Aim = Each record below is to be reproduced without any change.

>> START Exercise materials

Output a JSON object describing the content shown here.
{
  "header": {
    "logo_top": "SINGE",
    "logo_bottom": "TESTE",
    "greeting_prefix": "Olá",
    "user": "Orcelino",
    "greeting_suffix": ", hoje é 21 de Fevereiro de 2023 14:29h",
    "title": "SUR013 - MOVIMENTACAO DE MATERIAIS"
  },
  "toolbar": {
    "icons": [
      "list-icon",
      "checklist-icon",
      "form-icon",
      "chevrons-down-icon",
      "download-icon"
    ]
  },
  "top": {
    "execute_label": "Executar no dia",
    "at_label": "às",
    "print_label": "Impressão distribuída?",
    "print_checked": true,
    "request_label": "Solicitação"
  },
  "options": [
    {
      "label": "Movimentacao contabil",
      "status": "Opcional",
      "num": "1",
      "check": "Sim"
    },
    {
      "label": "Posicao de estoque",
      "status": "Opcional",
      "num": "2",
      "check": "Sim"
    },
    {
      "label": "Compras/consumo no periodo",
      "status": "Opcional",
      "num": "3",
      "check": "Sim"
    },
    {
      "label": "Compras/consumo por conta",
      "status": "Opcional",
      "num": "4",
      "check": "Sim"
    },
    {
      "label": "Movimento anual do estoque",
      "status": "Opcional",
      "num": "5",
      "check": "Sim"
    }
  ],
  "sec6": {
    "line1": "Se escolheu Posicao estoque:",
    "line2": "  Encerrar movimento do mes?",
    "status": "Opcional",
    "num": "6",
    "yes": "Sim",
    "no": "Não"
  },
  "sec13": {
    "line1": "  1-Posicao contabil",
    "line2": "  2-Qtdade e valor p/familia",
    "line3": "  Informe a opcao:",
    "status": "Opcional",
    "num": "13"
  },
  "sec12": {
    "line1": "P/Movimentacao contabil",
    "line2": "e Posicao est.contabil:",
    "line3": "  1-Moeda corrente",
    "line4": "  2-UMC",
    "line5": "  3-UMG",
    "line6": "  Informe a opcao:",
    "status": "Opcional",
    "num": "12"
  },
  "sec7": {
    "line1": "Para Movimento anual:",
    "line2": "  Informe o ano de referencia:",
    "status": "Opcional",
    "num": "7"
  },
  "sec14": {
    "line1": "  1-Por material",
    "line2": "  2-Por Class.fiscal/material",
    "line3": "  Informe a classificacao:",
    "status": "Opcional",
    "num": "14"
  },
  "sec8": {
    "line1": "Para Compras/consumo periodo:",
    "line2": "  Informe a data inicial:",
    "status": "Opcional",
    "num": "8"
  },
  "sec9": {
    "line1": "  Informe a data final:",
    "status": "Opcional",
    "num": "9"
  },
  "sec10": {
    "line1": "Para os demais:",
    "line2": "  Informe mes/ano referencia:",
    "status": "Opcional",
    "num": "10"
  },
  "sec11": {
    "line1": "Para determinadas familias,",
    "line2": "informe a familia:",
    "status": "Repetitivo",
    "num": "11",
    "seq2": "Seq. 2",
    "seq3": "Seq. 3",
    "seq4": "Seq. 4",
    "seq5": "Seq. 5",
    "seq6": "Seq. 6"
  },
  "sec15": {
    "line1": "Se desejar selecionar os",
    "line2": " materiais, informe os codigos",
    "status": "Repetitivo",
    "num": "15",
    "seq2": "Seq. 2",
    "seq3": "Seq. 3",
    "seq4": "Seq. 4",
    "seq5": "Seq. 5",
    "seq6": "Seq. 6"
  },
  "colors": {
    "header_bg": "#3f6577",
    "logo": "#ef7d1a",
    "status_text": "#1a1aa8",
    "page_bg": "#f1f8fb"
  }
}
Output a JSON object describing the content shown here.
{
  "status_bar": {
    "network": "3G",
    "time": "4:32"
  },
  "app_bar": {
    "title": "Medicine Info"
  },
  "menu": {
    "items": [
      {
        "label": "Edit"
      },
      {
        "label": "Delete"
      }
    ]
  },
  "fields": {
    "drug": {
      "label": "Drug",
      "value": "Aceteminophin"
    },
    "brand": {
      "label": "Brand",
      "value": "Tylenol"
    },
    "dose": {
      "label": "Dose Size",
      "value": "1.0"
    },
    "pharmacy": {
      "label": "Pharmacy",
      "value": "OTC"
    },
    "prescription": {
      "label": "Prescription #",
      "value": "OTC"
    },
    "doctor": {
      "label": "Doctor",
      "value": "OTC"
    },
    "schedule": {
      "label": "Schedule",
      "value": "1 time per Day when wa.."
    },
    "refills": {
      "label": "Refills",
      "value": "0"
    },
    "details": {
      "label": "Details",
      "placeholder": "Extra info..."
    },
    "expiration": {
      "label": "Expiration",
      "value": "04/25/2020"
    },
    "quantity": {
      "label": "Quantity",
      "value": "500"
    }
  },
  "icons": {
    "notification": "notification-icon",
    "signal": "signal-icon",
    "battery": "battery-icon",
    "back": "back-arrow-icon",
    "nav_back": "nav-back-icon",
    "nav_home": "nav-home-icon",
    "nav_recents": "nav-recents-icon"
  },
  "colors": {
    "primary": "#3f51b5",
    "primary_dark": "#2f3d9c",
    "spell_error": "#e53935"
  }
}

>> END Exercise materials

The answer =
Output a JSON object describing the content shown here.
{
  "header": {
    "logo_top": "SINGE",
    "logo_bottom": "TESTE",
    "greeting_prefix": "Olá",
    "user": "Orcelino",
    "greeting_suffix": ", hoje é 21 de Fevereiro de 2023 14:29h",
    "title": "SUR013 - MOVIMENTACAO DE MATERIAIS"
  },
  "toolbar": {
    "icons": [
      "list-icon",
      "checklist-icon",
      "form-icon",
      "chevrons-down-icon",
      "download-icon"
    ]
  },
  "top": {
    "execute_label": "Executar no dia",
    "at_label": "às",
    "print_label": "Impressão distribuída?",
    "print_checked": true,
    "request_label": "Solicitação"
  },
  "options": [
    {
      "label": "Movimentacao contabil",
      "status": "Opcional",
      "num": "1",
      "check": "Sim"
    },
    {
      "label": "Posicao de estoque",
      "status": "Opcional",
      "num": "2",
      "check": "Sim"
    },
    {
      "label": "Compras/consumo no periodo",
      "status": "Opcional",
      "num": "3",
      "check": "Sim"
    },
    {
      "label": "Compras/consumo por conta",
      "status": "Opcional",
      "num": "4",
      "check": "Sim"
    },
    {
      "label": "Movimento anual do estoque",
      "status": "Opcional",
      "num": "5",
      "check": "Sim"
    }
  ],
  "sec6": {
    "line1": "Se escolheu Posicao estoque:",
    "line2": "  Encerrar movimento do mes?",
    "status": "Opcional",
    "num": "6",
    "yes": "Sim",
    "no": "Não"
  },
  "sec13": {
    "line1": "  1-Posicao contabil",
    "line2": "  2-Qtdade e valor p/familia",
    "line3": "  Informe a opcao:",
    "status": "Opcional",
    "num": "13"
  },
  "sec12": {
    "line1": "P/Movimentacao contabil",
    "line2": "e Posicao est.contabil:",
    "line3": "  1-Moeda corrente",
    "line4": "  2-UMC",
    "line5": "  3-UMG",
    "line6": "  Informe a opcao:",
    "status": "Opcional",
    "num": "12"
  },
  "sec7": {
    "line1": "Para Movimento anual:",
    "line2": "  Informe o ano de referencia:",
    "status": "Opcional",
    "num": "7"
  },
  "sec14": {
    "line1": "  1-Por material",
    "line2": "  2-Por Class.fiscal/material",
    "line3": "  Informe a classificacao:",
    "status": "Opcional",
    "num": "14"
  },
  "sec8": {
    "line1": "Para Compras/consumo periodo:",
    "line2": "  Informe a data inicial:",
    "status": "Opcional",
    "num": "8"
  },
  "sec9": {
    "line1": "  Informe a data final:",
    "status": "Opcional",
    "num": "9"
  },
  "sec10": {
    "line1": "Para os demais:",
    "line2": "  Informe mes/ano referencia:",
    "status": "Opcional",
    "num": "10"
  },
  "sec11": {
    "line1": "Para determinadas familias,",
    "line2": "informe a familia:",
    "status": "Repetitivo",
    "num": "11",
    "seq2": "Seq. 2",
    "seq3": "Seq. 3",
    "seq4": "Seq. 4",
    "seq5": "Seq. 5",
    "seq6": "Seq. 6"
  },
  "sec15": {
    "line1": "Se desejar selecionar os",
    "line2": " materiais, informe os codigos",
    "status": "Repetitivo",
    "num": "15",
    "seq2": "Seq. 2",
    "seq3": "Seq. 3",
    "seq4": "Seq. 4",
    "seq5": "Seq. 5",
    "seq6": "Seq. 6"
  },
  "colors": {
    "header_bg": "#3f6577",
    "logo": "#ef7d1a",
    "status_text": "#1a1aa8",
    "page_bg": "#f1f8fb"
  }
}
Output a JSON object describing the content shown here.
{
  "status_bar": {
    "network": "3G",
    "time": "4:32"
  },
  "app_bar": {
    "title": "Medicine Info"
  },
  "menu": {
    "items": [
      {
        "label": "Edit"
      },
      {
        "label": "Delete"
      }
    ]
  },
  "fields": {
    "drug": {
      "label": "Drug",
      "value": "Aceteminophin"
    },
    "brand": {
      "label": "Brand",
      "value": "Tylenol"
    },
    "dose": {
      "label": "Dose Size",
      "value": "1.0"
    },
    "pharmacy": {
      "label": "Pharmacy",
      "value": "OTC"
    },
    "prescription": {
      "label": "Prescription #",
      "value": "OTC"
    },
    "doctor": {
      "label": "Doctor",
      "value": "OTC"
    },
    "schedule": {
      "label": "Schedule",
      "value": "1 time per Day when wa.."
    },
    "refills": {
      "label": "Refills",
      "value": "0"
    },
    "details": {
      "label": "Details",
      "placeholder": "Extra info..."
    },
    "expiration": {
      "label": "Expiration",
      "value": "04/25/2020"
    },
    "quantity": {
      "label": "Quantity",
      "value": "500"
    }
  },
  "icons": {
    "notification": "notification-icon",
    "signal": "signal-icon",
    "battery": "battery-icon",
    "back": "back-arrow-icon",
    "nav_back": "nav-back-icon",
    "nav_home": "nav-home-icon",
    "nav_recents": "nav-recents-icon"
  },
  "colors": {
    "primary": "#3f51b5",
    "primary_dark": "#2f3d9c",
    "spell_error": "#e53935"
  }
}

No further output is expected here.